(Short problem 1)
Express the rows of Block 1 as a JSON list of strings, with one string per line and any blank lines omitted.

(Excerpt)
□ □ □ □
I must also address possibly the single most bone-headed design decision ever to be implemented into the first person shooter genre - regenerating health. Talk about eliminating all sense of tension and gameplay strategy from the genre in one fell swoop. "No no, there's no need to evade hits and preserve health that you might need for a bigger enemy later, just hide behind a box for a couple of seconds and you'll be right back at full health! In fact, we can actively flaunt this by giving enemies cheap, unavoidable attacks! Hell, why even bother having environmental hazards anymore, they're no danger to you at all unless they kill you fucking instantly! Speaking of which, everything that's not a platform in this room will kill you and send you back to the checkpoint after an excessively long load screen, now have fun!" Kee-rist. Say what you want about picking up a health kit and being instantly healed, at least it added a feeling of danger and some forethought to the experience instead of just letting you muscle your way through without breaking a sweat. Hell, modern shooters might as well just hand you all of their single-player achievements for free - between the constant checkpoints and the fact that you heal faster than Wolverine, it's just a matter of time before you get them all anyway. To say nothing of the fact that playing duck-and-cover is not how Duke Freaking Nukem - a character made to parody and pay tribute to invincible, Schwarzenegger-esque action heroes - should act in his games!

In short, I simply don't see where those millions of dollars and thirteen years of development time went at all. We were promised an innovative and groundbreaking shooter - and it may well have been if it came out in say, 2001 - but what we ultimately get is a painfully mediocre modern shooter that combines the worst aspects of both old and new games in the genre while retaining virtually none of the positives. The game is laden with filler, the enemies aren't fun to fight (especially the bosses, which are all just monotonous and frustrating), the humor is forced at best and hypocritical at worst, and it simply isn't funny or much fun to play. Whether you were a Duke Nukem fan back in the mid-90s or not, you deserve something a lot better than this for your money.
□ □ □ □
(Rows)
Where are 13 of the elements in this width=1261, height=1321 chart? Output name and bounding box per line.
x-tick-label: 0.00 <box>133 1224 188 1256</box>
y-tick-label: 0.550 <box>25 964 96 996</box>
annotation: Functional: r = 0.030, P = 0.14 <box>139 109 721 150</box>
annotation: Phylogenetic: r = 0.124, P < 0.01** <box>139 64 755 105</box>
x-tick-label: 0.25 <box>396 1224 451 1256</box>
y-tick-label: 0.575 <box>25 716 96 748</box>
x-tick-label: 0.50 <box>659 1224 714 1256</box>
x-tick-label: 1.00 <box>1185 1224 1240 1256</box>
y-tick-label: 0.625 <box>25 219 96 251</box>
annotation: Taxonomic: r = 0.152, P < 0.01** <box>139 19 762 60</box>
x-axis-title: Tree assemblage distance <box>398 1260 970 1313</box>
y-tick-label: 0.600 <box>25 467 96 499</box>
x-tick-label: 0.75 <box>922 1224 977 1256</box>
□ □ □ □
(Short problem 2)
Write out the portion of the Duke Nukem review between "In short, I" and "for your money.", inclusive.

(Exercise output 1)
[
  "Where are 13 of the elements in this width=1261, height=1321 chart? Output name and bounding box per line.",
  "x-tick-label: 0.00 <box>133 1224 188 1256</box>",
  "y-tick-label: 0.550 <box>25 964 96 996</box>",
  "annotation: Functional: r = 0.030, P = 0.14 <box>139 109 721 150</box>",
  "annotation: Phylogenetic: r = 0.124, P < 0.01** <box>139 64 755 105</box>",
  "x-tick-label: 0.25 <box>396 1224 451 1256</box>",
  "y-tick-label: 0.575 <box>25 716 96 748</box>",
  "x-tick-label: 0.50 <box>659 1224 714 1256</box>",
  "x-tick-label: 1.00 <box>1185 1224 1240 1256</box>",
  "y-tick-label: 0.625 <box>25 219 96 251</box>",
  "annotation: Taxonomic: r = 0.152, P < 0.01** <box>139 19 762 60</box>",
  "x-axis-title: Tree assemblage distance <box>398 1260 970 1313</box>",
  "y-tick-label: 0.600 <box>25 467 96 499</box>",
  "x-tick-label: 0.75 <box>922 1224 977 1256</box>"
]

(Exercise output 2)
In short, I simply don't see where those millions of dollars and thirteen years of development time went at all. We were promised an innovative and groundbreaking shooter - and it may well have been if it came out in say, 2001 - but what we ultimately get is a painfully mediocre modern shooter that combines the worst aspects of both old and new games in the genre while retaining virtually none of the positives. The game is laden with filler, the enemies aren't fun to fight (especially the bosses, which are all just monotonous and frustrating), the humor is forced at best and hypocritical at worst, and it simply isn't funny or much fun to play. Whether you were a Duke Nukem fan back in the mid-90s or not, you deserve something a lot better than this for your money.